As we made our way through downtown Boston I scanned the crowd, looking for any pod to latch onto. I tried this group and that one, but unlike the Eastern States 20 where I found my group early, nobody was running at a pace that I was comfortable with. I felt like Goldilocks looking for that perfect bowl of porridge. Everybody’s bowl was either too hot or too cold. I continued to work my way through the crowd. As we left downtown and headed over the Charles River, the crowd thinned. As we crested the bridge, a long-legged blond started to slowly pass me. She pulled ahead just slowly enough for me to latch on. Perfect! Over the next few miles we ran in silence until we saw the lead runner on his way back from the turnaround. We both cheered him on and then continued in silence.
It was about this time that I really started to feel the heat. The strange thing is that it never really got that hot on Sunday. I don’t think the thermometer reached 80°, but the combination of my fast start, the humidity and my general malaise towards the race added up to just knock me on my butt. My pacing dropped 30 – 40 second per mile. Long-legged blond left me in the dust. Suddenly I wasn’t passing people anymore, they were passing me. And they weren’t passing me in a trickle, they were passing me in droves. I kept trying to pick up the pace, eying runners here and there to slide in behind, but every time I’d watch as they pulled away.
Doubt began to set in. I seriously questioned why I was doing this.
Mentally I was just not in the race and mile 9 showed it. 8:13. Over a minute slower than each of my first 4 miles. The moment I saw that number however, something kicked in. I was NOT finishing this race mentally defeated. I told myself, “4 miles to go”, leaned in and picked up the pace. I would cover the last 4.1 miles in a respectable 30:46, about a 7:30 pace. As we came back into the city, another young woman pulled up next to me. I looked at her.
“I’m gonna try to hang with you as long as I can,” I said.
“Let’s go!” she said.
As we made our way toward the Commons I felt a surge of energy. The crowd thickened, their cheers grew louder. I picked up speed and I was again passing people and not being passed. We weaved our way through downtown Boston and headed for the final bridge to the finish line at the Boston World Trade Center. I looked at my watch – 1:33 with 0.62 miles to go. A PR was out of the question, but I could still put in a good showing.

[Listed entries]
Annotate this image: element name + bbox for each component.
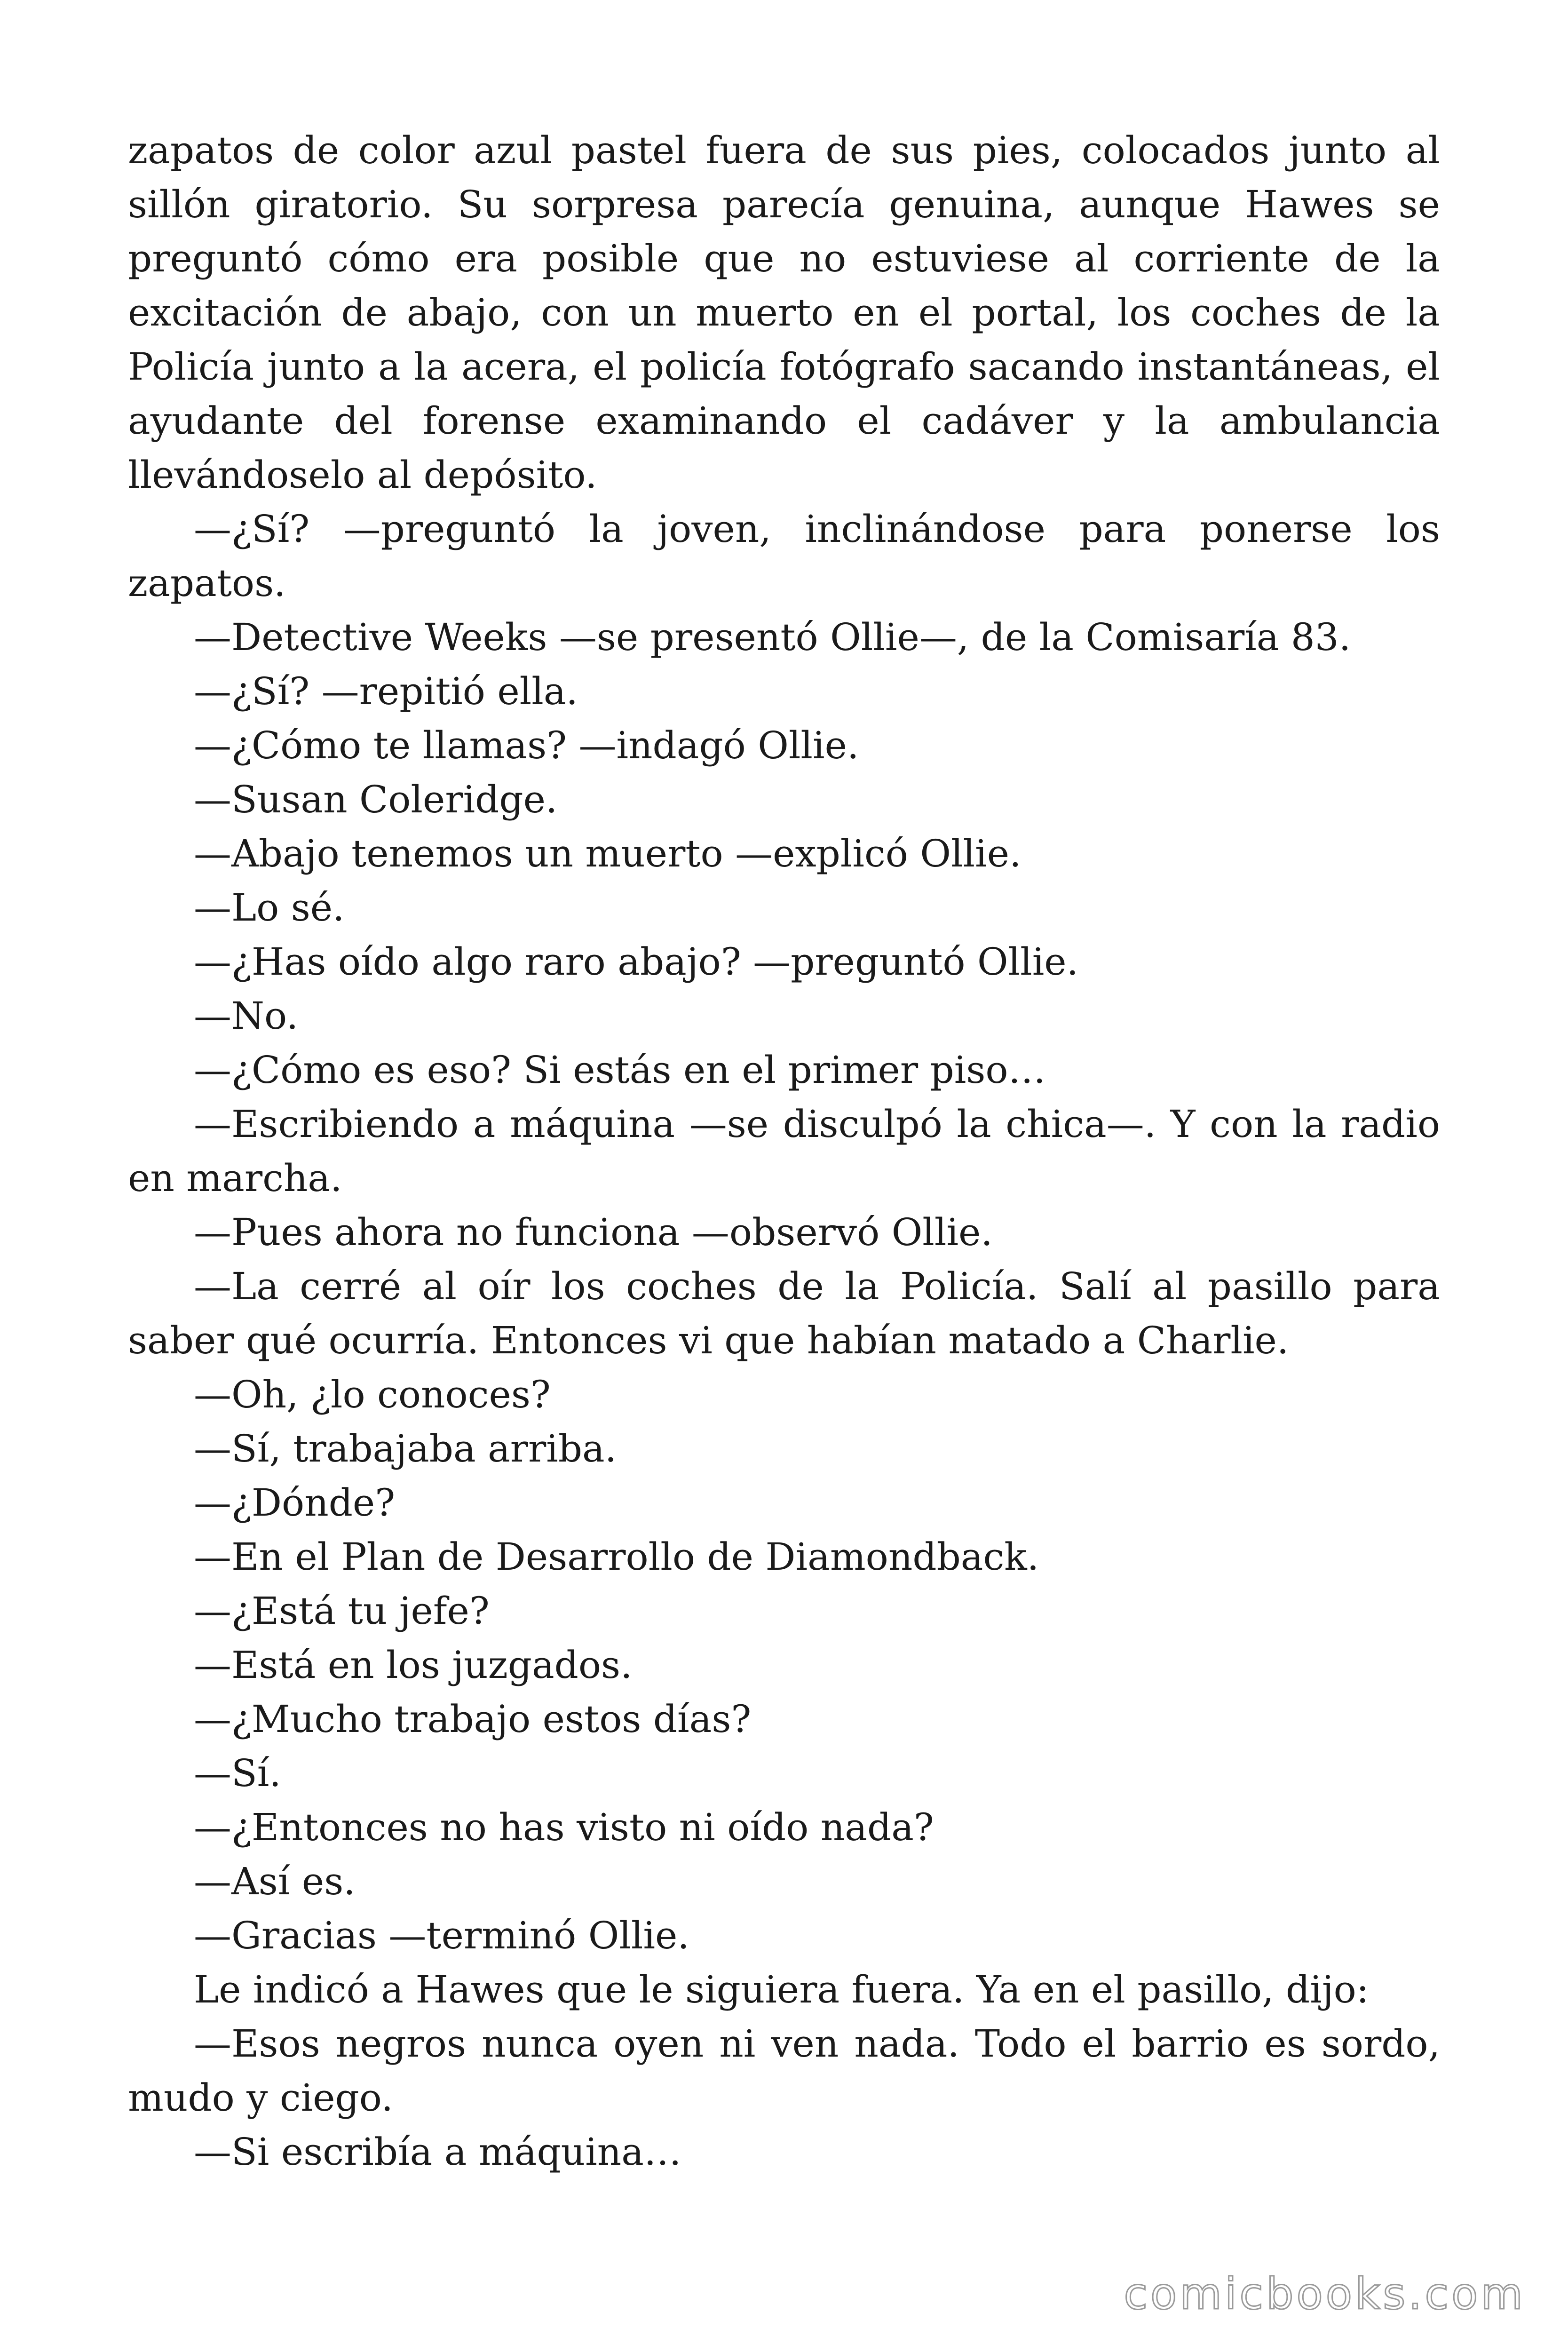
watermark-text: comicbooks.com bbox=[1124, 2269, 1526, 2319]
paragraph: —Si escribía a máquina… bbox=[194, 2130, 681, 2174]
paragraph: —¿Cómo es eso? Si estás en el primer piso… bbox=[194, 1048, 1046, 1092]
paragraph: —Así es. bbox=[194, 1859, 356, 1903]
paragraph: —¿Sí? —repitió ella. bbox=[194, 669, 578, 713]
paragraph: —¿Está tu jefe? bbox=[194, 1589, 490, 1633]
paragraph: —Abajo tenemos un muerto —explicó Ollie. bbox=[194, 832, 1022, 875]
paragraph: —¿Mucho trabajo estos días? bbox=[194, 1697, 752, 1741]
paragraph: —Sí, trabajaba arriba. bbox=[194, 1427, 617, 1470]
paragraph: —¿Dónde? bbox=[194, 1481, 396, 1525]
paragraph: —Lo sé. bbox=[194, 886, 345, 930]
paragraph: —Sí. bbox=[194, 1751, 281, 1795]
paragraph: —Oh, ¿lo conoces? bbox=[194, 1373, 551, 1416]
paragraph: —Pues ahora no funciona —observó Ollie. bbox=[194, 1210, 993, 1254]
paragraph: —Escribiendo a máquina —se disculpó la chica—. Y con la radio en marcha. bbox=[128, 1102, 1440, 1200]
paragraph: zapatos de color azul pastel fuera de sus pies, colocados junto al sillón giratorio. Su sorpresa parecía genuina, aunque Hawes se preguntó cómo era posible que no estuviese al corriente de la excitación de abajo, con un muerto en el portal, los coches de la Policía junto a la acera, el policía fotógrafo sacando instantáneas, el ayudante del forense examinando el cadáver y la ambulancia llevándoselo al depósito. bbox=[128, 128, 1440, 497]
page-text-block bbox=[128, 123, 1440, 2179]
paragraph: —Gracias —terminó Ollie. bbox=[194, 1914, 689, 1957]
paragraph: Le indicó a Hawes que le siguiera fuera. Ya en el pasillo, dijo: bbox=[194, 1968, 1369, 2011]
paragraph: —Está en los juzgados. bbox=[194, 1643, 633, 1687]
paragraph: —¿Has oído algo raro abajo? —preguntó Ollie. bbox=[194, 940, 1079, 984]
paragraph: —En el Plan de Desarrollo de Diamondback. bbox=[194, 1535, 1039, 1579]
paragraph: —¿Entonces no has visto ni oído nada? bbox=[194, 1805, 934, 1849]
paragraph: —¿Sí? —preguntó la joven, inclinándose para ponerse los zapatos. bbox=[128, 507, 1440, 605]
paragraph: —La cerré al oír los coches de la Policía. Salí al pasillo para saber qué ocurría. Entonces vi que habían matado a Charlie. bbox=[128, 1264, 1440, 1362]
paragraph: —Detective Weeks —se presentó Ollie—, de la Comisaría 83. bbox=[194, 615, 1351, 659]
paragraph: —Esos negros nunca oyen ni ven nada. Todo el barrio es sordo, mudo y ciego. bbox=[128, 2022, 1440, 2120]
paragraph: —¿Cómo te llamas? —indagó Ollie. bbox=[194, 723, 859, 767]
paragraph: —No. bbox=[194, 994, 299, 1038]
paragraph: —Susan Coleridge. bbox=[194, 778, 558, 821]
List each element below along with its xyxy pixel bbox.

[Exercise requirements]
1 - Return the lines of the entries exactly, starting with the line that contains "watermark-text: comicbooks.com bbox=[1124, 2269, 1526, 2319]" and ending after the line that contains "paragraph: —¿Mucho trabajo".
2 - Resume the account of the Boston race, picking up after its final sentence.
The entries are unrelated to the running account above them.

[Answers by task]
1 -
watermark-text: comicbooks.com bbox=[1124, 2269, 1526, 2319]
paragraph: —Si escribía a máquina… bbox=[194, 2130, 681, 2174]
paragraph: —¿Cómo es eso? Si estás en el primer piso… bbox=[194, 1048, 1046, 1092]
paragraph: —Así es. bbox=[194, 1859, 356, 1903]
paragraph: —¿Sí? —repitió ella. bbox=[194, 669, 578, 713]
paragraph: —¿Está tu jefe? bbox=[194, 1589, 490, 1633]
paragraph: —Abajo tenemos un muerto —explicó Ollie. bbox=[194, 832, 1022, 875]
paragraph: —¿Mucho trabajo estos días? bbox=[194, 1697, 752, 1741]

2 -
I drew on what I thought was every last bit of energy and went for it. This was going to be ugly.
My father ran track when he was in junior high school. His specialty was the half-mile, for which he set a long-standing county record for back in the late 50’s. He used to tell me that as good as he was at the half-mile, he absolutely hated it because it was too long to be a sprint, but too short not to be. He would tell me how in the last 100 yards of his races he would feel like his butt was going to fall off and it would be all he could do to finish.
I broke into the best sprint I could muster. Over the bridge the young woman and I went. She was desperately trying to hang on. Down the other side we came.
0.42 miles to go. I didn’t bother looking at my watch. My legs and arms were pumping away. THIS is what I was missing midway through this race. The young woman had fallen behind.
0.25 miles to go and I suddenly realized I was running on empty. There was nothing but fumes in the tank. I could feel my legs fighting me. I distinctly remember thinking, “Uh Oh!”
Out of the crowd came a “LUAU!!!” I turned to look. It was my buddy Mike (of The Battle With the Cat in the Hat fame). I shot him a wave and bore down with renewed energy, but I seriously thought I was going to have to ride momentum to get across the finish line.
With 50 – 60 yards to go, a guy in a bright orange shirt with his name (Cooper) written on the back blew past me.
Now, I generally don’t run angry. I find it counter-productive, but at that moment I found my inner Hulk. I had passed this guy in the first 200 yards of the race and now he was passing me?
NO!
FRAKKIN’!
WAY!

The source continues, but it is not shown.